***** TESTO ESTRATTO
Un confronto tra i casi di Daniel Jadue, Lula da Silva, Rafael Correa, Cristina Fernández ed Evo Morales.

Il lawfare, o guerra giudiziaria, è inteso come l’uso strategico dell’apparato giudiziario a fini politici, in alleanza con i mezzi egemonici di comunicazione, allo scopo di neutralizzare leader progressisti e governi popolari del Sud Globale. In termini semplici, si tratta di una persecuzione politica realizzata attraverso il sistema giudiziario, con l’appoggio dei grandi media, per silenziare il dissenso verso l’ordine neoliberista vigente. In essenza, il lawfare agisce come meccanismo di disciplinamento politico volto a escludere dal panorama istituzionale chi promuove progetti di trasformazione sociale, scoraggiando al contempo la partecipazione politica di chi intende realizzare cambiamenti strutturali nella società.

Questo fenomeno si consolida in contesti di elevata polarizzazione politica, dove lo scontro tra progetti progressisti e conservatori si intensifica. In Brasile, dopo l’impeachment di Dilma Rousseff nel 2016, è iniziato un ciclo di offensiva istituzionale contro leader di sinistra, caratterizzato dall’uso politico del sistema giudiziario. In Cile, l’estallido sociale del 2019 ha scatenato una forte reazione conservatrice di fronte all’avanzata di proposte trasformative, generando un clima propizio alla strumentalizzazione di istituzioni giudiziarie indebolite.

I casi di Luiz Inácio Lula da Silva, presidente del Brasile, e Daniel Jadue, ex sindaco di Recoleta in Cile, sono esempi paradigmatici di questa pratica. Attraverso dieci criteri, questo articolo analizza entrambi i processi a partire da tattiche comuni nei casi di lawfare — dalle accuse senza prove alle campagne mediatiche stigmatizzanti — comparandoli con altri casi, come quelli di Rafael Correa in Ecuador, Cristina Fernández in Argentina ed Evo Morales in Bolivia, per rivelare un modello regionale che mina la sovranità popolare.
**********
***** DATI RACCOLTI
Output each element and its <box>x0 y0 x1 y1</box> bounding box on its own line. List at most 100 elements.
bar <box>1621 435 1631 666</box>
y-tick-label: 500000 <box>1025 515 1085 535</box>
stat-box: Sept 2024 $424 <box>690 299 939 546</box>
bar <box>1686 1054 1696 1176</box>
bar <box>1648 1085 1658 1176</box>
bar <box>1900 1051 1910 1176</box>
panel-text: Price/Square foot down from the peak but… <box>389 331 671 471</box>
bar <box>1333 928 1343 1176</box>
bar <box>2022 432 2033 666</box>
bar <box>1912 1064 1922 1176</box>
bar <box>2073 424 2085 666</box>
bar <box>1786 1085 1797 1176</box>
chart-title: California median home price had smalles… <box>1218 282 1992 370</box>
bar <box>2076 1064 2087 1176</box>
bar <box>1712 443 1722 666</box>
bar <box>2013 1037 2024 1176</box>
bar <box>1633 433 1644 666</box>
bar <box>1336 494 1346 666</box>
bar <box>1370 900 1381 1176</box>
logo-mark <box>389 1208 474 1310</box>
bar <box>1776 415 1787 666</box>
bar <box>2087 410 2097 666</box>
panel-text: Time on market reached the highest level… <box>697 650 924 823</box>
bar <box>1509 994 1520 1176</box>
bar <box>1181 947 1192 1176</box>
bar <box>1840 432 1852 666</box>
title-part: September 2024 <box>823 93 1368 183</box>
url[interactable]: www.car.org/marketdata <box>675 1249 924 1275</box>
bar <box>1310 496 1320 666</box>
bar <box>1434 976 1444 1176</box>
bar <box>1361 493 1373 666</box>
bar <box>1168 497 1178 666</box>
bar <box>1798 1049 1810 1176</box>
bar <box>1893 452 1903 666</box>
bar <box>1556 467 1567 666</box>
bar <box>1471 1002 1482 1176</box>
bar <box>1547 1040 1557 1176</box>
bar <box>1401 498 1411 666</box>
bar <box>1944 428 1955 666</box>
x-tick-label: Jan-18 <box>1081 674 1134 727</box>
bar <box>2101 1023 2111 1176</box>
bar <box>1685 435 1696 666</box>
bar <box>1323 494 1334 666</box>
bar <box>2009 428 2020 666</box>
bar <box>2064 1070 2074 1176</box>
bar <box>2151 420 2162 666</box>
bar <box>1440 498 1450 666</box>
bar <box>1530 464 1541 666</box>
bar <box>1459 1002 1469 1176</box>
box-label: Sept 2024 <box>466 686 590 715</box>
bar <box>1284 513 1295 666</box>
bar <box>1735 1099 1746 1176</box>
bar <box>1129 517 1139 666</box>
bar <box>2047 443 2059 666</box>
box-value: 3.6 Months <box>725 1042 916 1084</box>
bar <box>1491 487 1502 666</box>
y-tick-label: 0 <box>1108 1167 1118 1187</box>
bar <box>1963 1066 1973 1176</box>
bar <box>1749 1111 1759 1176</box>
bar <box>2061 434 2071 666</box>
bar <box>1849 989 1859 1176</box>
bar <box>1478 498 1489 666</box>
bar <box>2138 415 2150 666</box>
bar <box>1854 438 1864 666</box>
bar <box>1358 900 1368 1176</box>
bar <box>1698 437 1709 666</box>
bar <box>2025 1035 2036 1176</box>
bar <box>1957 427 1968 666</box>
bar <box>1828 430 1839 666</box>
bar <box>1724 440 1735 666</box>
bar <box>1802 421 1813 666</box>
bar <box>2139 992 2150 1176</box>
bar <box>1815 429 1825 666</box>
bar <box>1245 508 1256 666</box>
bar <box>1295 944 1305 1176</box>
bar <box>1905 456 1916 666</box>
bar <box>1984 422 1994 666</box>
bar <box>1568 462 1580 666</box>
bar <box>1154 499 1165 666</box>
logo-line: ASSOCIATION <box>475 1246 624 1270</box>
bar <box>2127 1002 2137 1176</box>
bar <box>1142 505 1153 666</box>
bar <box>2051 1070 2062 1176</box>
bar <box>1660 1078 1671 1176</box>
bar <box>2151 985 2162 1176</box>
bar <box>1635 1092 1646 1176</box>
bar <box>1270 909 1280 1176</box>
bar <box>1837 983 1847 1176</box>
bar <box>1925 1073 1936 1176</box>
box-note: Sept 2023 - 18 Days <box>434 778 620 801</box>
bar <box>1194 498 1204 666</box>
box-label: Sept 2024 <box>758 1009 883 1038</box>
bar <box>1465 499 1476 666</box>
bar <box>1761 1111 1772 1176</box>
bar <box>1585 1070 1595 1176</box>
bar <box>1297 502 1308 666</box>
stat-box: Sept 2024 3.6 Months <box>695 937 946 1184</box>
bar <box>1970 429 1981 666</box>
**********
COMPITI:
[1] Elenca tutte le persone nominate nel testo sul lawfare.
[2] Prosegui il testo sul lawfare a partire dall'ultima frase riportata.

ELENCO RISPOSTE:
[1] Daniel Jadue, Luiz Inácio Lula da Silva, Rafael Correa, Cristina Fernández, Evo Morales, Dilma Rousseff

[2]
1. Strumentalizzazione del diritto e mancanza di prove solide

Il lawfare si basa su accuse deboli, formulate più per punire che per dimostrare. Nel 2017, Lula è stato condannato nel caso del triplex di Guarujá senza alcuna prova documentale che dimostrasse la sua proprietà o uso dell’immobile. La sentenza si fondava sulla testimonianza di Léo Pinheiro, ex dirigente della OAS, che modificò la sua versione dopo aver negoziato benefici penali, come rivelato da The Intercept nel 2019. La Corte Suprema ha annullato la condanna nel 2021, evidenziando gravi irregolarità procedurali.

In modo simile, dal 2021 Daniel Jadue affronta un’inchiesta per presunta frode fiscale relativa ad acquisti effettuati durante la pandemia, corruzione passiva e bancarotta fraudolenta. È accusato di un debito di 1 miliardo di pesos cileni (circa 1 milione di dollari) legato alla Achifarp, per una presunta frode con l’azienda Best Quality.

Non vi sono indizi o accuse di arricchimento personale, e le imputazioni si basano su testimonianze contraddittorie, come quella di César Ramírez, precedentemente condannato di truffa. Nel maggio 2024, uno degli accusatori ha riconosciuto davanti al giudice la mancanza di prove solide; a settembre, la giudice Paula Brito ha espresso dubbi sull’esistenza dei crimini e sul coinvolgimento di Jadue.

In Argentina, Cristina Fernández de Kirchner è stata accusata nel caso “Vialidad” (2019) per presunta corruzione nell’assegnazione di opere pubbliche. Tuttavia, l’accusa era basata principalmente su congetture riguardo la sua influenza politica, senza documenti comprovanti deviazioni di fondi.

In Ecuador, Rafael Correa è stato condannato nel caso “Subornos”, basato su prove molto contestate, come un foglio Excel non firmato e e-mail non sottoposte a perizia. La sentenza è stata confermata in tempi record, poco prima della scadenza per la registrazione delle candidature, impedendo la sua partecipazione elettorale.

Questi casi rivelano la strumentalizzazione del diritto penale per indebolire leader progressisti, attraverso accuse prive di solide prove materiali, testimonianze dubbie e gravi irregolarità procedurali.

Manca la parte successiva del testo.